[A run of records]

## Begin

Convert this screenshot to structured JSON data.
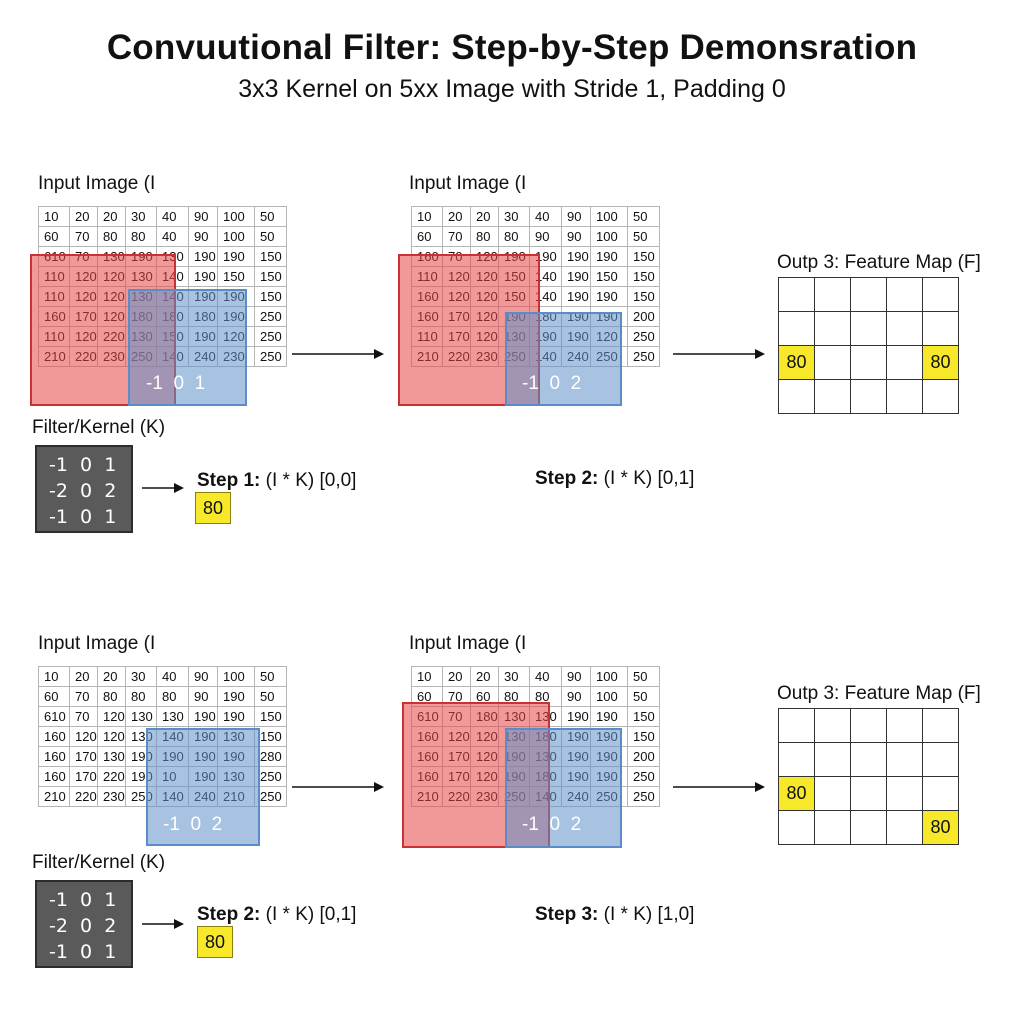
{
  "header": {
    "title": "Convuutional Filter: Step-by-Step Demonsration",
    "subtitle": "3x3 Kernel on 5xx Image with Stride 1, Padding 0"
  },
  "panels": [
    {
      "input_label": "Input Image (I",
      "rows": [
        [
          "10",
          "20",
          "20",
          "30",
          "40",
          "90",
          "100",
          "50"
        ],
        [
          "60",
          "70",
          "80",
          "80",
          "40",
          "90",
          "100",
          "50"
        ],
        [
          "610",
          "70",
          "130",
          "190",
          "130",
          "190",
          "190",
          "150"
        ],
        [
          "110",
          "120",
          "120",
          "130",
          "140",
          "190",
          "150",
          "150"
        ],
        [
          "110",
          "120",
          "120",
          "130",
          "140",
          "190",
          "190",
          "150"
        ],
        [
          "160",
          "170",
          "120",
          "180",
          "180",
          "180",
          "190",
          "250"
        ],
        [
          "110",
          "120",
          "220",
          "130",
          "150",
          "190",
          "120",
          "250"
        ],
        [
          "210",
          "220",
          "230",
          "250",
          "140",
          "240",
          "230",
          "250"
        ]
      ],
      "kernel_overlay": "-1  0  1"
    },
    {
      "input_label": "Input Image (I",
      "rows": [
        [
          "10",
          "20",
          "20",
          "30",
          "40",
          "90",
          "100",
          "50"
        ],
        [
          "60",
          "70",
          "80",
          "80",
          "90",
          "90",
          "100",
          "50"
        ],
        [
          "160",
          "70",
          "120",
          "190",
          "190",
          "190",
          "190",
          "150"
        ],
        [
          "110",
          "120",
          "120",
          "150",
          "140",
          "190",
          "150",
          "150"
        ],
        [
          "160",
          "120",
          "120",
          "150",
          "140",
          "190",
          "190",
          "150"
        ],
        [
          "160",
          "170",
          "120",
          "190",
          "180",
          "190",
          "190",
          "200"
        ],
        [
          "110",
          "170",
          "120",
          "130",
          "190",
          "190",
          "120",
          "250"
        ],
        [
          "210",
          "220",
          "230",
          "250",
          "140",
          "240",
          "250",
          "250"
        ]
      ],
      "kernel_overlay": "-1  0  2"
    },
    {
      "input_label": "Input Image (I",
      "rows": [
        [
          "10",
          "20",
          "20",
          "30",
          "40",
          "90",
          "100",
          "50"
        ],
        [
          "60",
          "70",
          "80",
          "80",
          "80",
          "90",
          "190",
          "50"
        ],
        [
          "610",
          "70",
          "120",
          "130",
          "130",
          "190",
          "190",
          "150"
        ],
        [
          "160",
          "120",
          "120",
          "130",
          "140",
          "190",
          "130",
          "150"
        ],
        [
          "160",
          "170",
          "130",
          "190",
          "190",
          "190",
          "190",
          "280"
        ],
        [
          "160",
          "170",
          "220",
          "190",
          "10",
          "190",
          "130",
          "250"
        ],
        [
          "210",
          "220",
          "230",
          "250",
          "140",
          "240",
          "210",
          "250"
        ]
      ],
      "kernel_overlay": "-1  0  2"
    },
    {
      "input_label": "Input Image (I",
      "rows": [
        [
          "10",
          "20",
          "20",
          "30",
          "40",
          "90",
          "100",
          "50"
        ],
        [
          "60",
          "70",
          "60",
          "80",
          "80",
          "90",
          "100",
          "50"
        ],
        [
          "610",
          "70",
          "180",
          "130",
          "130",
          "190",
          "190",
          "150"
        ],
        [
          "160",
          "120",
          "120",
          "130",
          "180",
          "190",
          "190",
          "150"
        ],
        [
          "160",
          "170",
          "120",
          "190",
          "130",
          "190",
          "190",
          "200"
        ],
        [
          "160",
          "170",
          "120",
          "190",
          "180",
          "190",
          "190",
          "250"
        ],
        [
          "210",
          "220",
          "230",
          "250",
          "140",
          "240",
          "250",
          "250"
        ]
      ],
      "kernel_overlay": "-1  0  2"
    }
  ],
  "filter": {
    "label": "Filter/Kernel (K)",
    "rows": [
      "-1  0  1",
      "-2  0  2",
      "-1  0  1"
    ]
  },
  "steps": [
    {
      "prefix": "Step 1:",
      "text": " (I * K) [0,0]",
      "value": "80"
    },
    {
      "prefix": "Step 2:",
      "text": " (I * K) [0,1]"
    },
    {
      "prefix": "Step 2:",
      "text": " (I * K) [0,1]",
      "value": "80"
    },
    {
      "prefix": "Step 3:",
      "text": " (I * K) [1,0]"
    }
  ],
  "feature_maps": [
    {
      "label": "Outp 3: Feature Map (F]",
      "cells": [
        [
          "",
          "",
          "",
          "",
          ""
        ],
        [
          "",
          "",
          "",
          "",
          ""
        ],
        [
          "80",
          "",
          "",
          "",
          "80"
        ],
        [
          "",
          "",
          "",
          "",
          ""
        ]
      ]
    },
    {
      "label": "Outp 3: Feature Map (F]",
      "cells": [
        [
          "",
          "",
          "",
          "",
          ""
        ],
        [
          "",
          "",
          "",
          "",
          ""
        ],
        [
          "80",
          "",
          "",
          "",
          ""
        ],
        [
          "",
          "",
          "",
          "",
          "80"
        ]
      ]
    }
  ],
  "colors": {
    "window_red": "#e64646",
    "window_blue": "#5f91c8",
    "highlight_yellow": "#f7e82a",
    "kernel_bg": "#5a5a5a"
  }
}
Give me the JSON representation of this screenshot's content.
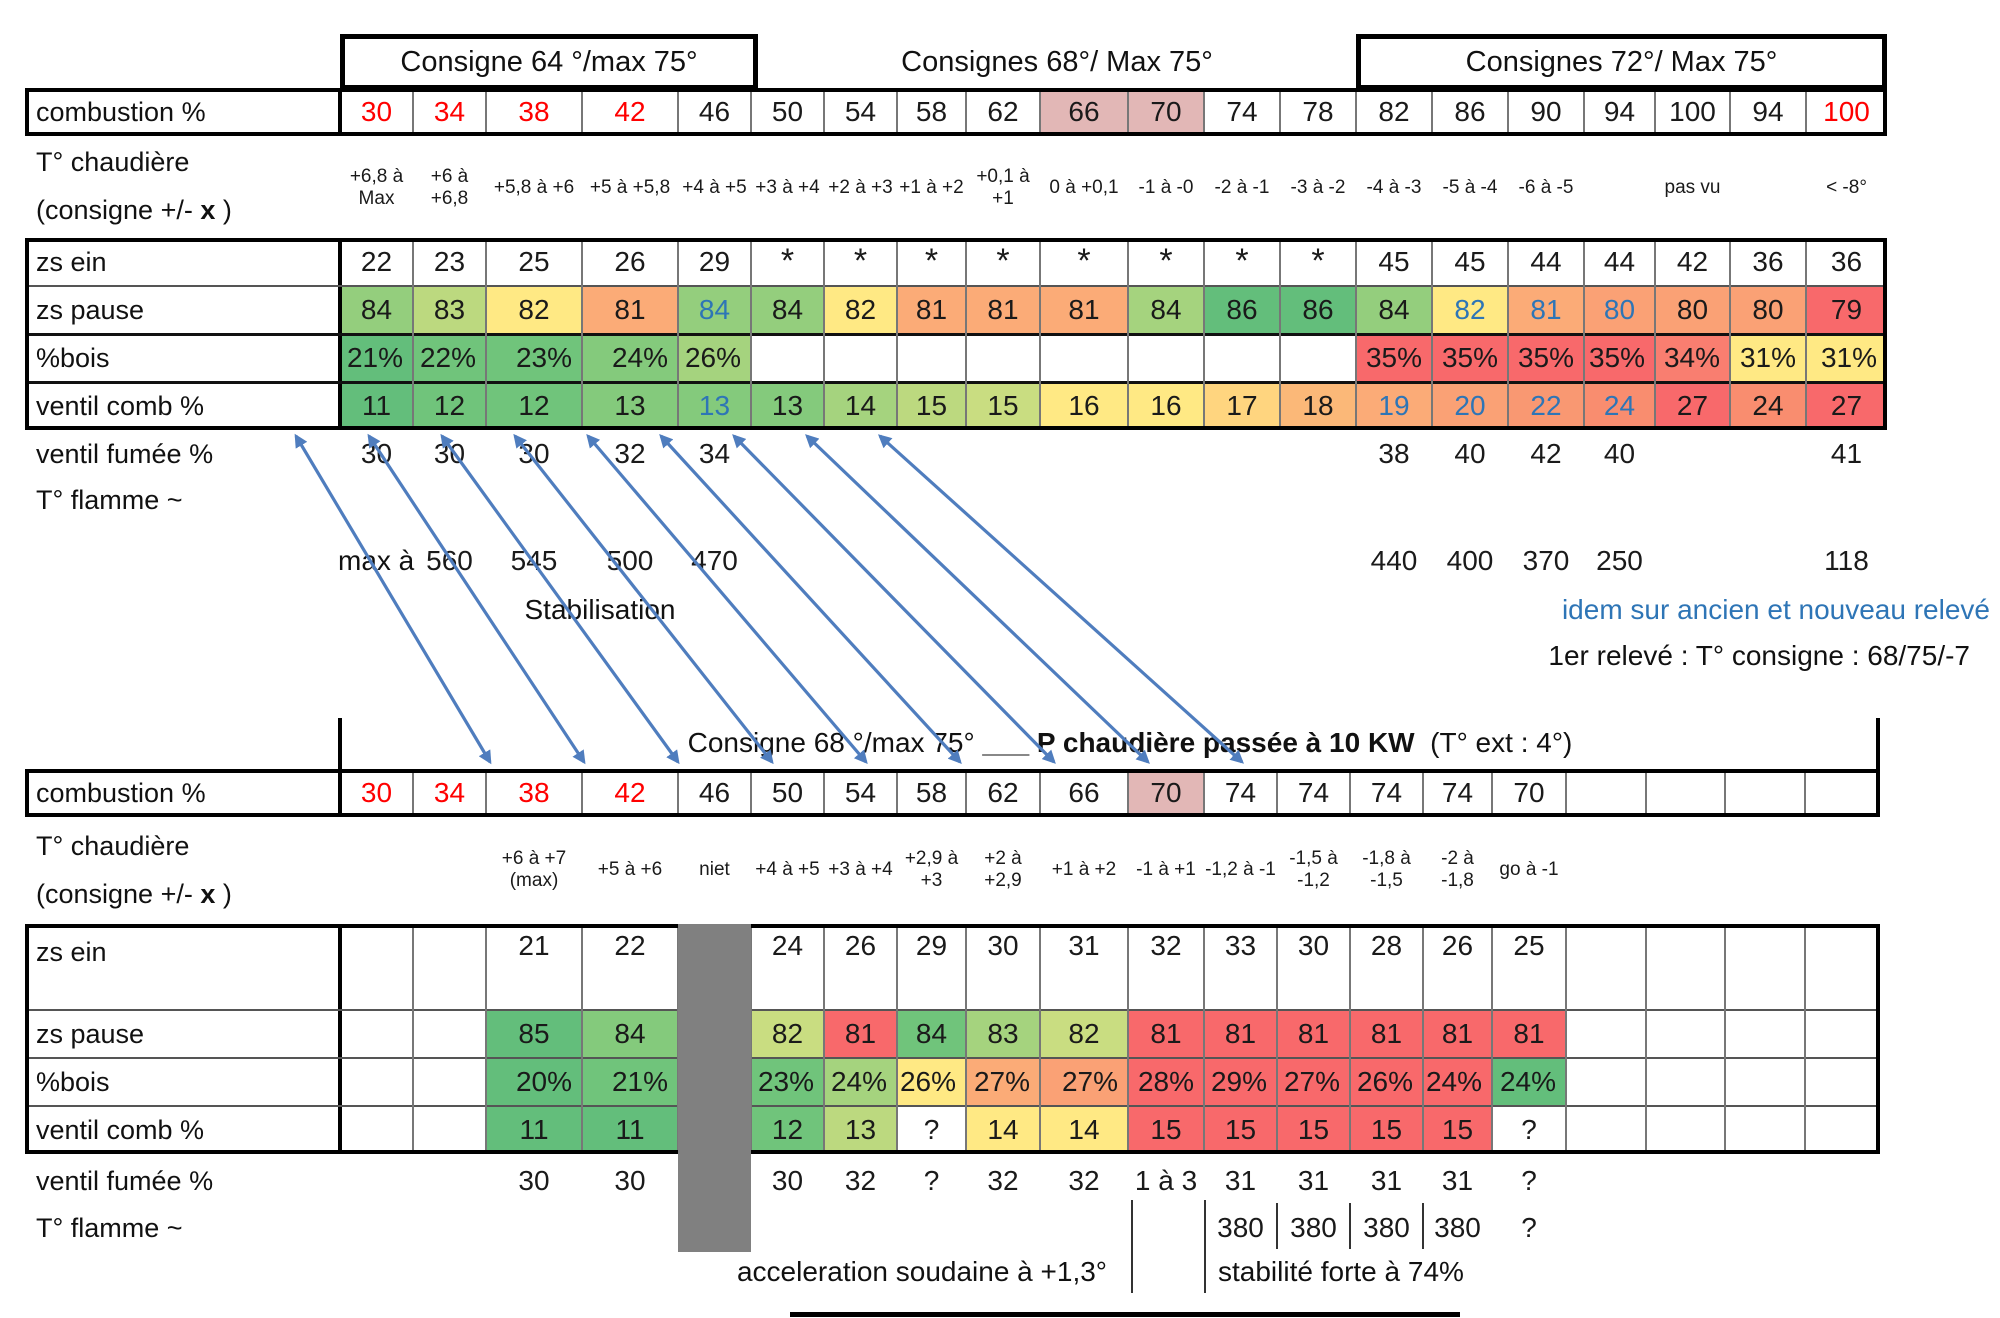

## End

- **Request**
Output all of the entries verbatim, leaving out any images.

- **Output for this task**
Convert this screenshot to structured JSON data.
{
  "header": {
    "title": "Convuutional Filter: Step-by-Step Demonsration",
    "subtitle": "3x3 Kernel on 5xx Image with Stride 1, Padding 0"
  },
  "panels": [
    {
      "input_label": "Input Image (I",
      "rows": [
        [
          "10",
          "20",
          "20",
          "30",
          "40",
          "90",
          "100",
          "50"
        ],
        [
          "60",
          "70",
          "80",
          "80",
          "40",
          "90",
          "100",
          "50"
        ],
        [
          "610",
          "70",
          "130",
          "190",
          "130",
          "190",
          "190",
          "150"
        ],
        [
          "110",
          "120",
          "120",
          "130",
          "140",
          "190",
          "150",
          "150"
        ],
        [
          "110",
          "120",
          "120",
          "130",
          "140",
          "190",
          "190",
          "150"
        ],
        [
          "160",
          "170",
          "120",
          "180",
          "180",
          "180",
          "190",
          "250"
        ],
        [
          "110",
          "120",
          "220",
          "130",
          "150",
          "190",
          "120",
          "250"
        ],
        [
          "210",
          "220",
          "230",
          "250",
          "140",
          "240",
          "230",
          "250"
        ]
      ],
      "kernel_overlay": "-1  0  1"
    },
    {
      "input_label": "Input Image (I",
      "rows": [
        [
          "10",
          "20",
          "20",
          "30",
          "40",
          "90",
          "100",
          "50"
        ],
        [
          "60",
          "70",
          "80",
          "80",
          "90",
          "90",
          "100",
          "50"
        ],
        [
          "160",
          "70",
          "120",
          "190",
          "190",
          "190",
          "190",
          "150"
        ],
        [
          "110",
          "120",
          "120",
          "150",
          "140",
          "190",
          "150",
          "150"
        ],
        [
          "160",
          "120",
          "120",
          "150",
          "140",
          "190",
          "190",
          "150"
        ],
        [
          "160",
          "170",
          "120",
          "190",
          "180",
          "190",
          "190",
          "200"
        ],
        [
          "110",
          "170",
          "120",
          "130",
          "190",
          "190",
          "120",
          "250"
        ],
        [
          "210",
          "220",
          "230",
          "250",
          "140",
          "240",
          "250",
          "250"
        ]
      ],
      "kernel_overlay": "-1  0  2"
    },
    {
      "input_label": "Input Image (I",
      "rows": [
        [
          "10",
          "20",
          "20",
          "30",
          "40",
          "90",
          "100",
          "50"
        ],
        [
          "60",
          "70",
          "80",
          "80",
          "80",
          "90",
          "190",
          "50"
        ],
        [
          "610",
          "70",
          "120",
          "130",
          "130",
          "190",
          "190",
          "150"
        ],
        [
          "160",
          "120",
          "120",
          "130",
          "140",
          "190",
          "130",
          "150"
        ],
        [
          "160",
          "170",
          "130",
          "190",
          "190",
          "190",
          "190",
          "280"
        ],
        [
          "160",
          "170",
          "220",
          "190",
          "10",
          "190",
          "130",
          "250"
        ],
        [
          "210",
          "220",
          "230",
          "250",
          "140",
          "240",
          "210",
          "250"
        ]
      ],
      "kernel_overlay": "-1  0  2"
    },
    {
      "input_label": "Input Image (I",
      "rows": [
        [
          "10",
          "20",
          "20",
          "30",
          "40",
          "90",
          "100",
          "50"
        ],
        [
          "60",
          "70",
          "60",
          "80",
          "80",
          "90",
          "100",
          "50"
        ],
        [
          "610",
          "70",
          "180",
          "130",
          "130",
          "190",
          "190",
          "150"
        ],
        [
          "160",
          "120",
          "120",
          "130",
          "180",
          "190",
          "190",
          "150"
        ],
        [
          "160",
          "170",
          "120",
          "190",
          "130",
          "190",
          "190",
          "200"
        ],
        [
          "160",
          "170",
          "120",
          "190",
          "180",
          "190",
          "190",
          "250"
        ],
        [
          "210",
          "220",
          "230",
          "250",
          "140",
          "240",
          "250",
          "250"
        ]
      ],
      "kernel_overlay": "-1  0  2"
    }
  ],
  "filter": {
    "label": "Filter/Kernel (K)",
    "rows": [
      "-1  0  1",
      "-2  0  2",
      "-1  0  1"
    ]
  },
  "steps": [
    {
      "prefix": "Step 1:",
      "text": " (I * K) [0,0]",
      "value": "80"
    },
    {
      "prefix": "Step 2:",
      "text": " (I * K) [0,1]"
    },
    {
      "prefix": "Step 2:",
      "text": " (I * K) [0,1]",
      "value": "80"
    },
    {
      "prefix": "Step 3:",
      "text": " (I * K) [1,0]"
    }
  ],
  "feature_maps": [
    {
      "label": "Outp 3: Feature Map (F]",
      "cells": [
        [
          "",
          "",
          "",
          "",
          ""
        ],
        [
          "",
          "",
          "",
          "",
          ""
        ],
        [
          "80",
          "",
          "",
          "",
          "80"
        ],
        [
          "",
          "",
          "",
          "",
          ""
        ]
      ]
    },
    {
      "label": "Outp 3: Feature Map (F]",
      "cells": [
        [
          "",
          "",
          "",
          "",
          ""
        ],
        [
          "",
          "",
          "",
          "",
          ""
        ],
        [
          "80",
          "",
          "",
          "",
          ""
        ],
        [
          "",
          "",
          "",
          "",
          "80"
        ]
      ]
    }
  ],
  "colors": {
    "window_red": "#e64646",
    "window_blue": "#5f91c8",
    "highlight_yellow": "#f7e82a",
    "kernel_bg": "#5a5a5a"
  }
}
Give me the JSON representation of this screenshot's content.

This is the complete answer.